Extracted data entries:
------------------------------------------------

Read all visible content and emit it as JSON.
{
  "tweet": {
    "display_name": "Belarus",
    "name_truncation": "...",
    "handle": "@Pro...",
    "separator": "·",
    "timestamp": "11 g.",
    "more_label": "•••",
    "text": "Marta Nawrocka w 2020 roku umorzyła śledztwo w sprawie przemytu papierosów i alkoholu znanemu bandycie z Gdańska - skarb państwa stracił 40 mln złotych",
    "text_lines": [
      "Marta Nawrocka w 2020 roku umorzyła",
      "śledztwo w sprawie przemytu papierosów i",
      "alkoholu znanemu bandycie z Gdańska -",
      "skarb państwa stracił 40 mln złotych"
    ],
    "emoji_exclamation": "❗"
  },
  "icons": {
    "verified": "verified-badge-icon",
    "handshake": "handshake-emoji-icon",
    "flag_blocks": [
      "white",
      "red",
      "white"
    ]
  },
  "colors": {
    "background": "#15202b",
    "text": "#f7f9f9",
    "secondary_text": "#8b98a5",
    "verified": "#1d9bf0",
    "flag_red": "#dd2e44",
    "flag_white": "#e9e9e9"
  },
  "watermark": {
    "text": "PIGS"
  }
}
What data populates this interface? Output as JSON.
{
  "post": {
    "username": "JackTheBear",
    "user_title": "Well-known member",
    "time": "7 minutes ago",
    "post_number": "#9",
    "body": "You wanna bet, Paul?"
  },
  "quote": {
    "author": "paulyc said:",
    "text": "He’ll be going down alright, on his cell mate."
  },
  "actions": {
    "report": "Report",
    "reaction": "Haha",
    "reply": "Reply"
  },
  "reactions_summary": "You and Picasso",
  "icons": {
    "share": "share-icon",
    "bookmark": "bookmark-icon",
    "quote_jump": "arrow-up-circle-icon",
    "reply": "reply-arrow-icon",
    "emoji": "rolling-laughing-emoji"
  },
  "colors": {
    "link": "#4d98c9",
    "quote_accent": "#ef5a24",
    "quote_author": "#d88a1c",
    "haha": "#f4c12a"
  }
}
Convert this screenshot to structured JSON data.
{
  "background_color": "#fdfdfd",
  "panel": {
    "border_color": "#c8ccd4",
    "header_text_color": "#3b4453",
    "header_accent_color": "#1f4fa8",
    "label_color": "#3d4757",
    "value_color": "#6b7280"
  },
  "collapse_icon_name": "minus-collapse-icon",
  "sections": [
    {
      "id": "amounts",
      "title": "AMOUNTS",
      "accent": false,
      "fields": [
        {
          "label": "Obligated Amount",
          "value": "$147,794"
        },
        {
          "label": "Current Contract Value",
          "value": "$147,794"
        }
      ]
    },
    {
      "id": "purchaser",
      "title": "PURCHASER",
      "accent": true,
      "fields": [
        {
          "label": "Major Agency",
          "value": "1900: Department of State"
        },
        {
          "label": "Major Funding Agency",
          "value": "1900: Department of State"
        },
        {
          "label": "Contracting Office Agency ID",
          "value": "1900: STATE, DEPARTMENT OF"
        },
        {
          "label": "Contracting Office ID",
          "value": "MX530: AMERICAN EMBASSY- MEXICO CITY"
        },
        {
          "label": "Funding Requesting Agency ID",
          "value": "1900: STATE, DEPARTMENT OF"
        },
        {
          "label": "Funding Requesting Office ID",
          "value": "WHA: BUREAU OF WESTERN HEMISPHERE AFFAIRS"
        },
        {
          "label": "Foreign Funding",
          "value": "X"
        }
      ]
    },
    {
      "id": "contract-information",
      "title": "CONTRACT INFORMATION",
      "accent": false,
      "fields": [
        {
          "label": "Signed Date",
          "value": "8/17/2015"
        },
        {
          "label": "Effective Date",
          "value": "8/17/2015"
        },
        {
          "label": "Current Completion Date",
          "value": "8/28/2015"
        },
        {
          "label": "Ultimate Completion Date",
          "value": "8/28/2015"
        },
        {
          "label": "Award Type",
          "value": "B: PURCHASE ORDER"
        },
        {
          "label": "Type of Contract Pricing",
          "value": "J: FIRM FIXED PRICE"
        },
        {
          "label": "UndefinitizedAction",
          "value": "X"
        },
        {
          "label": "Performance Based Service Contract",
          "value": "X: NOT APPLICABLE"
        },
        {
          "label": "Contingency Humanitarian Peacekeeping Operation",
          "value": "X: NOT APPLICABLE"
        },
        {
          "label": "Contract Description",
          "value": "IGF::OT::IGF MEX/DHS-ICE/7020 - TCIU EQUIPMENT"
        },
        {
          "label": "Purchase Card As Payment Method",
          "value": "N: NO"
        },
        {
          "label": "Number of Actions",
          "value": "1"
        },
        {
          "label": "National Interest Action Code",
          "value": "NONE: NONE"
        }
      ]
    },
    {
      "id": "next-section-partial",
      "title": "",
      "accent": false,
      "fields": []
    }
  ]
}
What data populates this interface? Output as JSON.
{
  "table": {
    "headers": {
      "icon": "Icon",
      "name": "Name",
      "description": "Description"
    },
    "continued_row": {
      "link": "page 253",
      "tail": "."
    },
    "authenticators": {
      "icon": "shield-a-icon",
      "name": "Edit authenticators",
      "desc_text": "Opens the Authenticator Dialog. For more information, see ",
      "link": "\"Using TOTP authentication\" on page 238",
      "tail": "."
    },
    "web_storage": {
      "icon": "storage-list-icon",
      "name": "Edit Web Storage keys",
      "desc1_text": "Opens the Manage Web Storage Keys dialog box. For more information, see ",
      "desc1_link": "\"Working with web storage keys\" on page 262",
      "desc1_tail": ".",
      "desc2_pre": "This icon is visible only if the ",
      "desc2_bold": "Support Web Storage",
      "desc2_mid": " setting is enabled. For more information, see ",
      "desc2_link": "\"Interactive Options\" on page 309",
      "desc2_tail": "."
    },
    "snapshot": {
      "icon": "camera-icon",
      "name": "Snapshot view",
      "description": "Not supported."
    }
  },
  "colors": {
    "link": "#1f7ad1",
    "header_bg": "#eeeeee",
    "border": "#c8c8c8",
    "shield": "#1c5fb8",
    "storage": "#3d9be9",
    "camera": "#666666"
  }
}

------------------------------------------------

- [WHAT TO PRODUCE]: Repeat the records exactly, including every line.

- [RESPONSE BELOW]:
Read all visible content and emit it as JSON.
{
  "tweet": {
    "display_name": "Belarus",
    "name_truncation": "...",
    "handle": "@Pro...",
    "separator": "·",
    "timestamp": "11 g.",
    "more_label": "•••",
    "text": "Marta Nawrocka w 2020 roku umorzyła śledztwo w sprawie przemytu papierosów i alkoholu znanemu bandycie z Gdańska - skarb państwa stracił 40 mln złotych",
    "text_lines": [
      "Marta Nawrocka w 2020 roku umorzyła",
      "śledztwo w sprawie przemytu papierosów i",
      "alkoholu znanemu bandycie z Gdańska -",
      "skarb państwa stracił 40 mln złotych"
    ],
    "emoji_exclamation": "❗"
  },
  "icons": {
    "verified": "verified-badge-icon",
    "handshake": "handshake-emoji-icon",
    "flag_blocks": [
      "white",
      "red",
      "white"
    ]
  },
  "colors": {
    "background": "#15202b",
    "text": "#f7f9f9",
    "secondary_text": "#8b98a5",
    "verified": "#1d9bf0",
    "flag_red": "#dd2e44",
    "flag_white": "#e9e9e9"
  },
  "watermark": {
    "text": "PIGS"
  }
}
What data populates this interface? Output as JSON.
{
  "post": {
    "username": "JackTheBear",
    "user_title": "Well-known member",
    "time": "7 minutes ago",
    "post_number": "#9",
    "body": "You wanna bet, Paul?"
  },
  "quote": {
    "author": "paulyc said:",
    "text": "He’ll be going down alright, on his cell mate."
  },
  "actions": {
    "report": "Report",
    "reaction": "Haha",
    "reply": "Reply"
  },
  "reactions_summary": "You and Picasso",
  "icons": {
    "share": "share-icon",
    "bookmark": "bookmark-icon",
    "quote_jump": "arrow-up-circle-icon",
    "reply": "reply-arrow-icon",
    "emoji": "rolling-laughing-emoji"
  },
  "colors": {
    "link": "#4d98c9",
    "quote_accent": "#ef5a24",
    "quote_author": "#d88a1c",
    "haha": "#f4c12a"
  }
}
Convert this screenshot to structured JSON data.
{
  "background_color": "#fdfdfd",
  "panel": {
    "border_color": "#c8ccd4",
    "header_text_color": "#3b4453",
    "header_accent_color": "#1f4fa8",
    "label_color": "#3d4757",
    "value_color": "#6b7280"
  },
  "collapse_icon_name": "minus-collapse-icon",
  "sections": [
    {
      "id": "amounts",
      "title": "AMOUNTS",
      "accent": false,
      "fields": [
        {
          "label": "Obligated Amount",
          "value": "$147,794"
        },
        {
          "label": "Current Contract Value",
          "value": "$147,794"
        }
      ]
    },
    {
      "id": "purchaser",
      "title": "PURCHASER",
      "accent": true,
      "fields": [
        {
          "label": "Major Agency",
          "value": "1900: Department of State"
        },
        {
          "label": "Major Funding Agency",
          "value": "1900: Department of State"
        },
        {
          "label": "Contracting Office Agency ID",
          "value": "1900: STATE, DEPARTMENT OF"
        },
        {
          "label": "Contracting Office ID",
          "value": "MX530: AMERICAN EMBASSY- MEXICO CITY"
        },
        {
          "label": "Funding Requesting Agency ID",
          "value": "1900: STATE, DEPARTMENT OF"
        },
        {
          "label": "Funding Requesting Office ID",
          "value": "WHA: BUREAU OF WESTERN HEMISPHERE AFFAIRS"
        },
        {
          "label": "Foreign Funding",
          "value": "X"
        }
      ]
    },
    {
      "id": "contract-information",
      "title": "CONTRACT INFORMATION",
      "accent": false,
      "fields": [
        {
          "label": "Signed Date",
          "value": "8/17/2015"
        },
        {
          "label": "Effective Date",
          "value": "8/17/2015"
        },
        {
          "label": "Current Completion Date",
          "value": "8/28/2015"
        },
        {
          "label": "Ultimate Completion Date",
          "value": "8/28/2015"
        },
        {
          "label": "Award Type",
          "value": "B: PURCHASE ORDER"
        },
        {
          "label": "Type of Contract Pricing",
          "value": "J: FIRM FIXED PRICE"
        },
        {
          "label": "UndefinitizedAction",
          "value": "X"
        },
        {
          "label": "Performance Based Service Contract",
          "value": "X: NOT APPLICABLE"
        },
        {
          "label": "Contingency Humanitarian Peacekeeping Operation",
          "value": "X: NOT APPLICABLE"
        },
        {
          "label": "Contract Description",
          "value": "IGF::OT::IGF MEX/DHS-ICE/7020 - TCIU EQUIPMENT"
        },
        {
          "label": "Purchase Card As Payment Method",
          "value": "N: NO"
        },
        {
          "label": "Number of Actions",
          "value": "1"
        },
        {
          "label": "National Interest Action Code",
          "value": "NONE: NONE"
        }
      ]
    },
    {
      "id": "next-section-partial",
      "title": "",
      "accent": false,
      "fields": []
    }
  ]
}
What data populates this interface? Output as JSON.
{
  "table": {
    "headers": {
      "icon": "Icon",
      "name": "Name",
      "description": "Description"
    },
    "continued_row": {
      "link": "page 253",
      "tail": "."
    },
    "authenticators": {
      "icon": "shield-a-icon",
      "name": "Edit authenticators",
      "desc_text": "Opens the Authenticator Dialog. For more information, see ",
      "link": "\"Using TOTP authentication\" on page 238",
      "tail": "."
    },
    "web_storage": {
      "icon": "storage-list-icon",
      "name": "Edit Web Storage keys",
      "desc1_text": "Opens the Manage Web Storage Keys dialog box. For more information, see ",
      "desc1_link": "\"Working with web storage keys\" on page 262",
      "desc1_tail": ".",
      "desc2_pre": "This icon is visible only if the ",
      "desc2_bold": "Support Web Storage",
      "desc2_mid": " setting is enabled. For more information, see ",
      "desc2_link": "\"Interactive Options\" on page 309",
      "desc2_tail": "."
    },
    "snapshot": {
      "icon": "camera-icon",
      "name": "Snapshot view",
      "description": "Not supported."
    }
  },
  "colors": {
    "link": "#1f7ad1",
    "header_bg": "#eeeeee",
    "border": "#c8c8c8",
    "shield": "#1c5fb8",
    "storage": "#3d9be9",
    "camera": "#666666"
  }
}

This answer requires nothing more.